• _WHAT YOU SHOULD DO_: Every record that follows must be duplicated exactly, with images left out.

begin RECORDED DATA

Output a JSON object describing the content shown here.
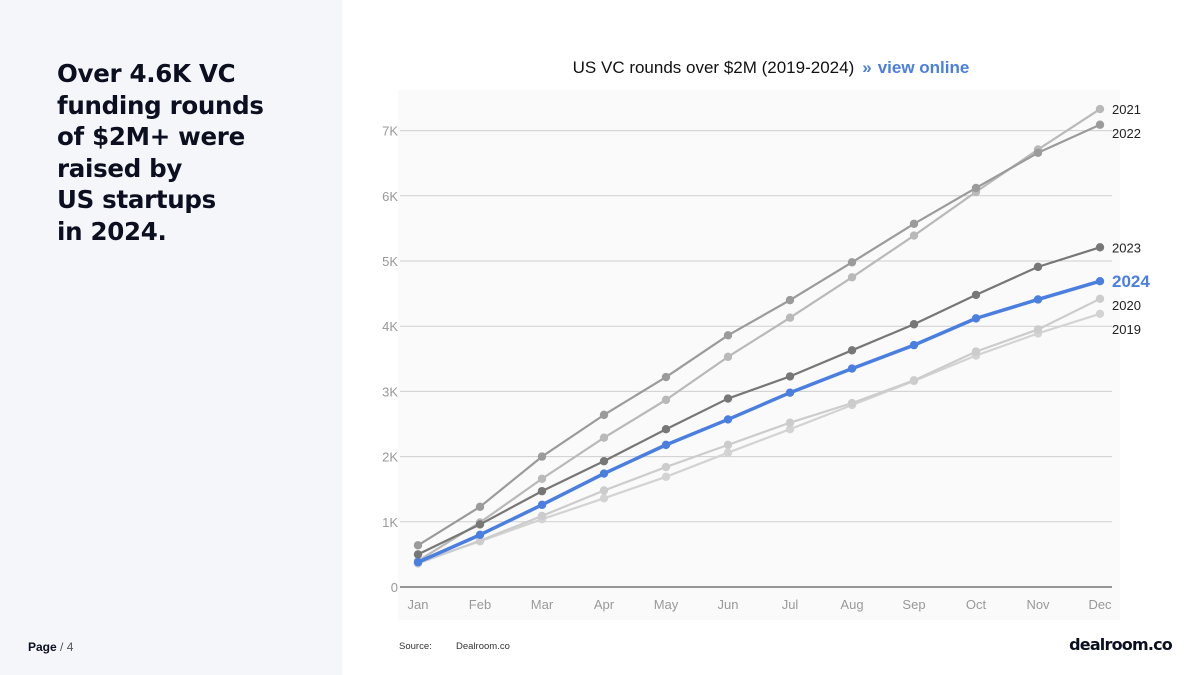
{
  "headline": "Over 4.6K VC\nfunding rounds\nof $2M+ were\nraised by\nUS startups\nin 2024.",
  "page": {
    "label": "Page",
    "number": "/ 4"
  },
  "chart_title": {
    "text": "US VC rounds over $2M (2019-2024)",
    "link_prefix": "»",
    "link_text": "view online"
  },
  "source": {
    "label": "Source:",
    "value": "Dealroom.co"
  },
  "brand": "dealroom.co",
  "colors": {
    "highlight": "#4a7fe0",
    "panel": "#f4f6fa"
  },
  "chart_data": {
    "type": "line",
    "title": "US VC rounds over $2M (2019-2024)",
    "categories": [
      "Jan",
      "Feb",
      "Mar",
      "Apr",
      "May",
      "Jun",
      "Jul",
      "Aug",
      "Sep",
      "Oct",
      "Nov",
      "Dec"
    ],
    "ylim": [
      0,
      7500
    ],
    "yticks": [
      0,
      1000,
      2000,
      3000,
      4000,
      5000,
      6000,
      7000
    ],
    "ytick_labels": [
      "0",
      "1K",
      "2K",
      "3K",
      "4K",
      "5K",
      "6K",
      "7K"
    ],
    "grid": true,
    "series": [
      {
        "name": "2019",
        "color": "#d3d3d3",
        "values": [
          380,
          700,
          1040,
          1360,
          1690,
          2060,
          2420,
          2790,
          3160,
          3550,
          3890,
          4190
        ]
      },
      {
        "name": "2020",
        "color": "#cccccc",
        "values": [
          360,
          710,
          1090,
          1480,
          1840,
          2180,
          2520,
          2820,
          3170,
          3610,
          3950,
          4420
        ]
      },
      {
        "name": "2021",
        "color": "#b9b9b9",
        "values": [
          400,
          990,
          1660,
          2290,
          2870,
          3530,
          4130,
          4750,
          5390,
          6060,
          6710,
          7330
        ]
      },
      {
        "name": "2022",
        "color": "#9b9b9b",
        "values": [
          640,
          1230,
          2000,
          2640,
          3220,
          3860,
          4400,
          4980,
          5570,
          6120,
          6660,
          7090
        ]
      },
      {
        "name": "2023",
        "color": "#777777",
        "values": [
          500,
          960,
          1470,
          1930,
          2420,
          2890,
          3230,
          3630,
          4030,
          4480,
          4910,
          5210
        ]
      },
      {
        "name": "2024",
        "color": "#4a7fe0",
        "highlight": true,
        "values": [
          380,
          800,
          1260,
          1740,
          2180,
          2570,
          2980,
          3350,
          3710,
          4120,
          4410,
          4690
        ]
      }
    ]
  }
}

end RECORDED DATA

• _RESPONSE BELOW_:
Output a JSON object describing the content shown here.
{
  "headline": "Over 4.6K VC\nfunding rounds\nof $2M+ were\nraised by\nUS startups\nin 2024.",
  "page": {
    "label": "Page",
    "number": "/ 4"
  },
  "chart_title": {
    "text": "US VC rounds over $2M (2019-2024)",
    "link_prefix": "»",
    "link_text": "view online"
  },
  "source": {
    "label": "Source:",
    "value": "Dealroom.co"
  },
  "brand": "dealroom.co",
  "colors": {
    "highlight": "#4a7fe0",
    "panel": "#f4f6fa"
  },
  "chart_data": {
    "type": "line",
    "title": "US VC rounds over $2M (2019-2024)",
    "categories": [
      "Jan",
      "Feb",
      "Mar",
      "Apr",
      "May",
      "Jun",
      "Jul",
      "Aug",
      "Sep",
      "Oct",
      "Nov",
      "Dec"
    ],
    "ylim": [
      0,
      7500
    ],
    "yticks": [
      0,
      1000,
      2000,
      3000,
      4000,
      5000,
      6000,
      7000
    ],
    "ytick_labels": [
      "0",
      "1K",
      "2K",
      "3K",
      "4K",
      "5K",
      "6K",
      "7K"
    ],
    "grid": true,
    "series": [
      {
        "name": "2019",
        "color": "#d3d3d3",
        "values": [
          380,
          700,
          1040,
          1360,
          1690,
          2060,
          2420,
          2790,
          3160,
          3550,
          3890,
          4190
        ]
      },
      {
        "name": "2020",
        "color": "#cccccc",
        "values": [
          360,
          710,
          1090,
          1480,
          1840,
          2180,
          2520,
          2820,
          3170,
          3610,
          3950,
          4420
        ]
      },
      {
        "name": "2021",
        "color": "#b9b9b9",
        "values": [
          400,
          990,
          1660,
          2290,
          2870,
          3530,
          4130,
          4750,
          5390,
          6060,
          6710,
          7330
        ]
      },
      {
        "name": "2022",
        "color": "#9b9b9b",
        "values": [
          640,
          1230,
          2000,
          2640,
          3220,
          3860,
          4400,
          4980,
          5570,
          6120,
          6660,
          7090
        ]
      },
      {
        "name": "2023",
        "color": "#777777",
        "values": [
          500,
          960,
          1470,
          1930,
          2420,
          2890,
          3230,
          3630,
          4030,
          4480,
          4910,
          5210
        ]
      },
      {
        "name": "2024",
        "color": "#4a7fe0",
        "highlight": true,
        "values": [
          380,
          800,
          1260,
          1740,
          2180,
          2570,
          2980,
          3350,
          3710,
          4120,
          4410,
          4690
        ]
      }
    ]
  }
}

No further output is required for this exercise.